# [Exercise task]
Print the entries that appear below, exactly as written and without their pictures.

# [Given information]
┌────────

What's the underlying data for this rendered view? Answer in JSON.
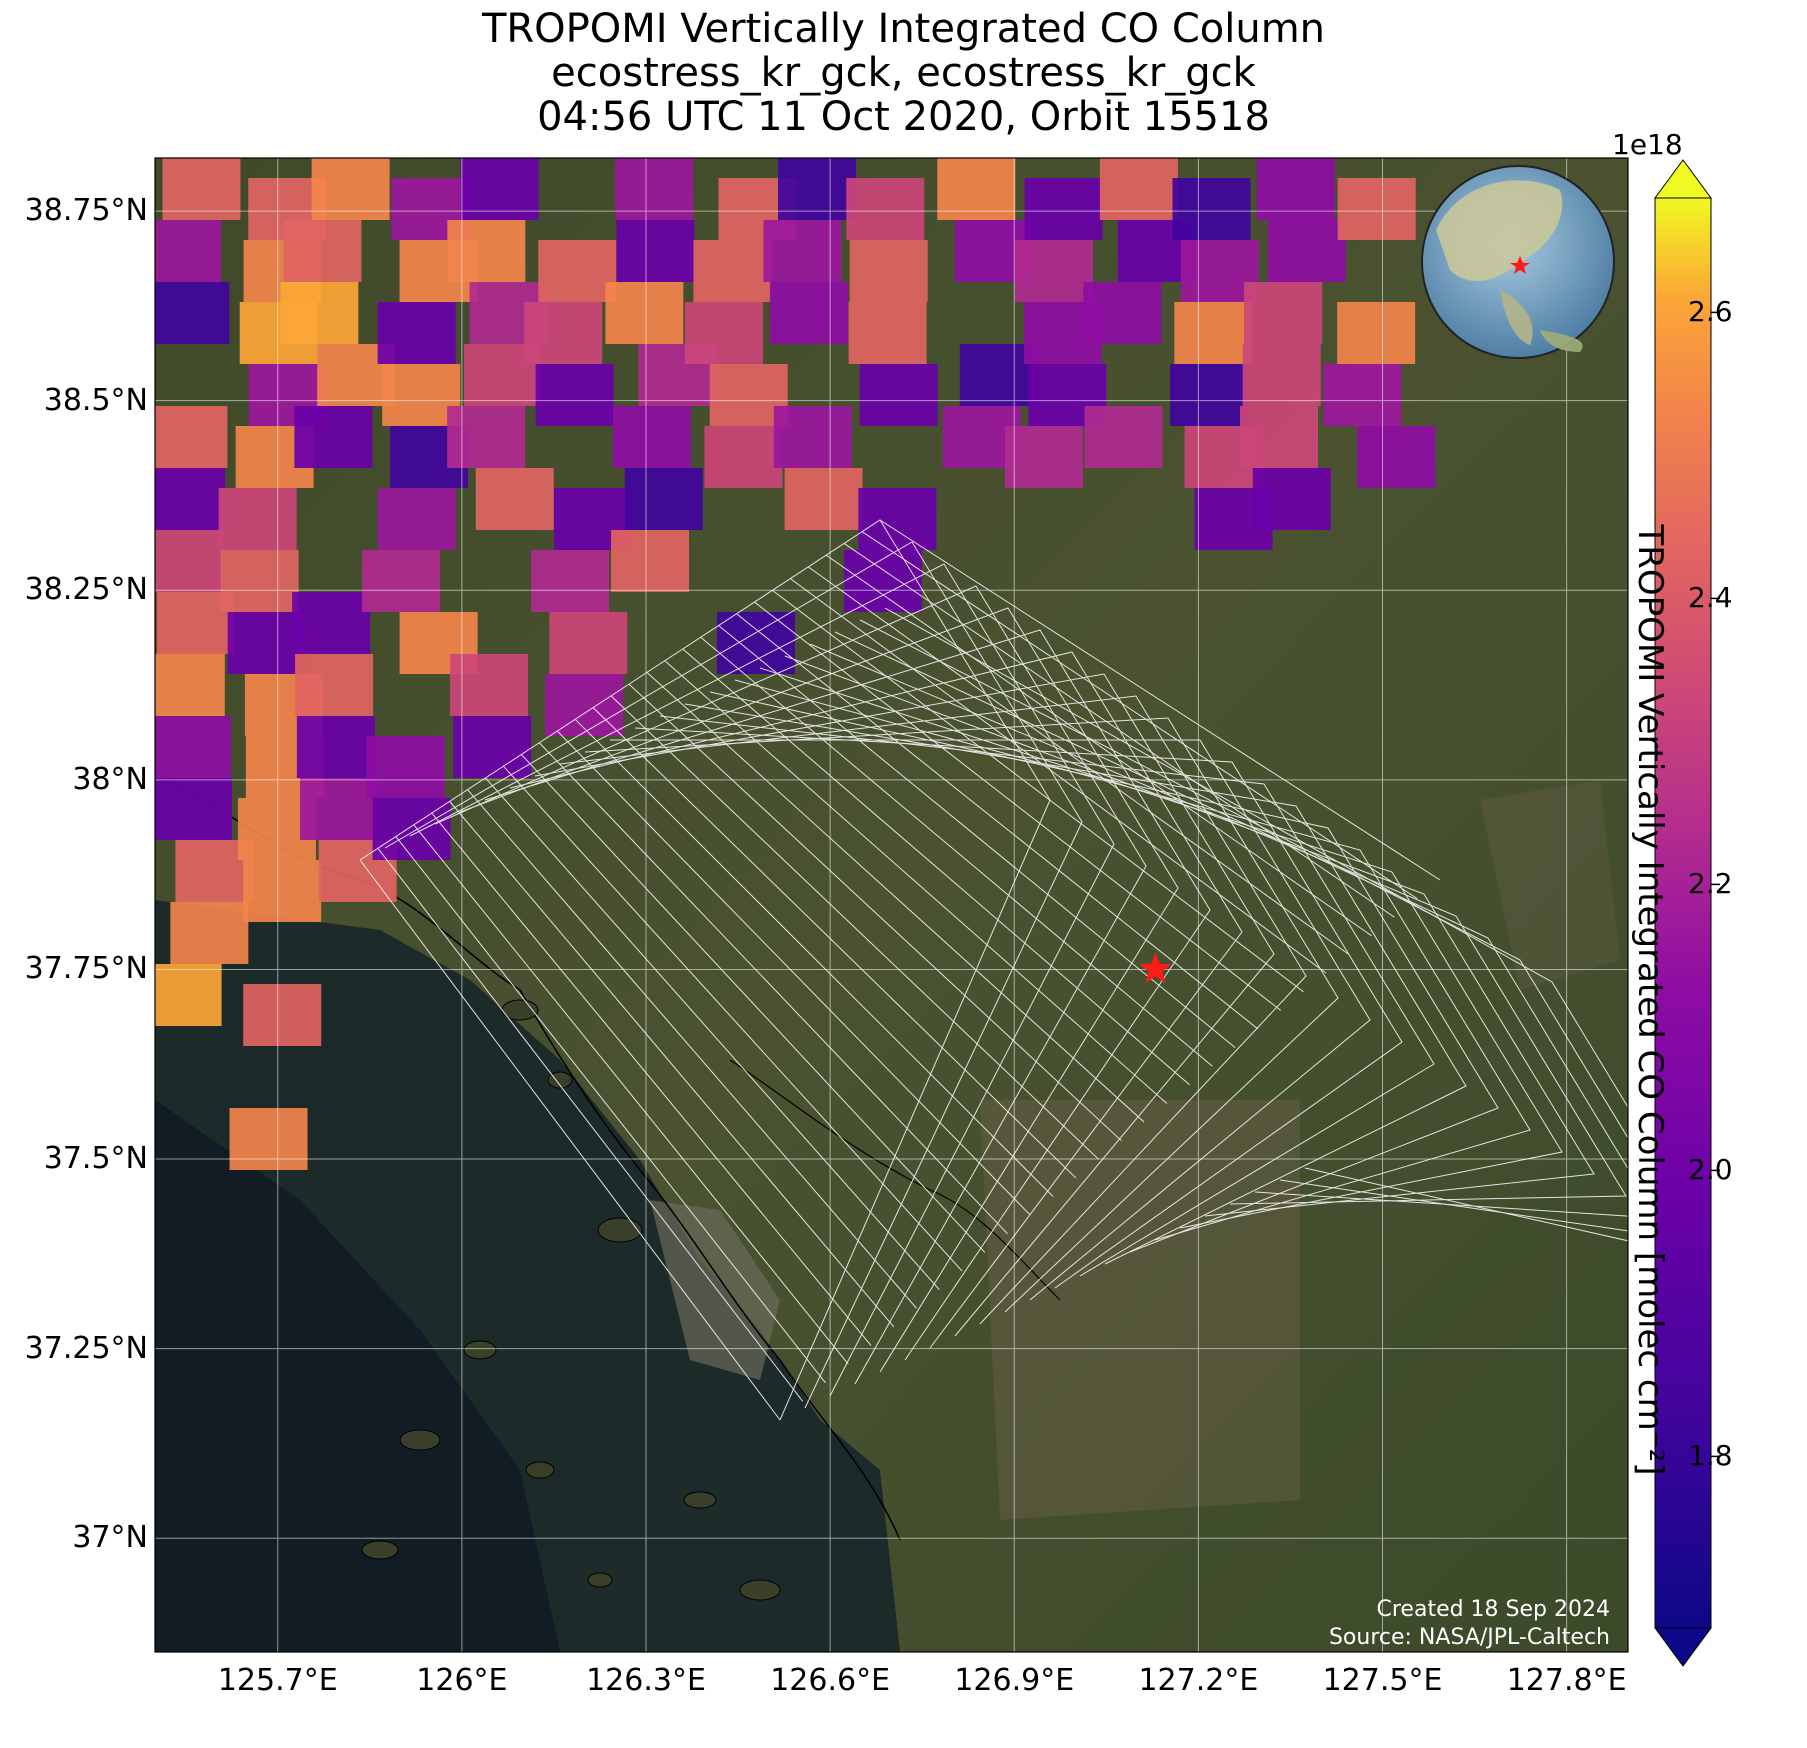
{
  "title": {
    "line1": "TROPOMI Vertically Integrated CO Column",
    "line2": "ecostress_kr_gck, ecostress_kr_gck",
    "line3": "04:56 UTC 11 Oct 2020, Orbit 15518"
  },
  "map": {
    "lon_range": [
      125.5,
      127.9
    ],
    "lat_range": [
      36.85,
      38.82
    ],
    "lat_ticks": [
      "38.75°N",
      "38.5°N",
      "38.25°N",
      "38°N",
      "37.75°N",
      "37.5°N",
      "37.25°N",
      "37°N"
    ],
    "lat_values": [
      38.75,
      38.5,
      38.25,
      38.0,
      37.75,
      37.5,
      37.25,
      37.0
    ],
    "lon_ticks": [
      "125.7°E",
      "126°E",
      "126.3°E",
      "126.6°E",
      "126.9°E",
      "127.2°E",
      "127.5°E",
      "127.8°E"
    ],
    "lon_values": [
      125.7,
      126.0,
      126.3,
      126.6,
      126.9,
      127.2,
      127.5,
      127.8
    ],
    "target_marker": {
      "lon": 127.13,
      "lat": 37.75,
      "color": "#ff1a1a"
    },
    "inset_globe": {
      "region": "East Asia",
      "marker": "star"
    },
    "gridlines": true
  },
  "colorbar": {
    "label": "TROPOMI Vertically Integrated CO Column [molec cm⁻²]",
    "exponent": "1e18",
    "colormap": "plasma",
    "range": [
      1.68,
      2.68
    ],
    "ticks": [
      "1.8",
      "2.0",
      "2.2",
      "2.4",
      "2.6"
    ],
    "tick_values": [
      1.8,
      2.0,
      2.2,
      2.4,
      2.6
    ],
    "extend": "both"
  },
  "credits": {
    "created": "Created 18 Sep 2024",
    "source": "Source: NASA/JPL-Caltech"
  }
}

└────────

# [Task answer]
What's the underlying data for this rendered view? Answer in JSON.
{
  "title": {
    "line1": "TROPOMI Vertically Integrated CO Column",
    "line2": "ecostress_kr_gck, ecostress_kr_gck",
    "line3": "04:56 UTC 11 Oct 2020, Orbit 15518"
  },
  "map": {
    "lon_range": [
      125.5,
      127.9
    ],
    "lat_range": [
      36.85,
      38.82
    ],
    "lat_ticks": [
      "38.75°N",
      "38.5°N",
      "38.25°N",
      "38°N",
      "37.75°N",
      "37.5°N",
      "37.25°N",
      "37°N"
    ],
    "lat_values": [
      38.75,
      38.5,
      38.25,
      38.0,
      37.75,
      37.5,
      37.25,
      37.0
    ],
    "lon_ticks": [
      "125.7°E",
      "126°E",
      "126.3°E",
      "126.6°E",
      "126.9°E",
      "127.2°E",
      "127.5°E",
      "127.8°E"
    ],
    "lon_values": [
      125.7,
      126.0,
      126.3,
      126.6,
      126.9,
      127.2,
      127.5,
      127.8
    ],
    "target_marker": {
      "lon": 127.13,
      "lat": 37.75,
      "color": "#ff1a1a"
    },
    "inset_globe": {
      "region": "East Asia",
      "marker": "star"
    },
    "gridlines": true
  },
  "colorbar": {
    "label": "TROPOMI Vertically Integrated CO Column [molec cm⁻²]",
    "exponent": "1e18",
    "colormap": "plasma",
    "range": [
      1.68,
      2.68
    ],
    "ticks": [
      "1.8",
      "2.0",
      "2.2",
      "2.4",
      "2.6"
    ],
    "tick_values": [
      1.8,
      2.0,
      2.2,
      2.4,
      2.6
    ],
    "extend": "both"
  },
  "credits": {
    "created": "Created 18 Sep 2024",
    "source": "Source: NASA/JPL-Caltech"
  }
}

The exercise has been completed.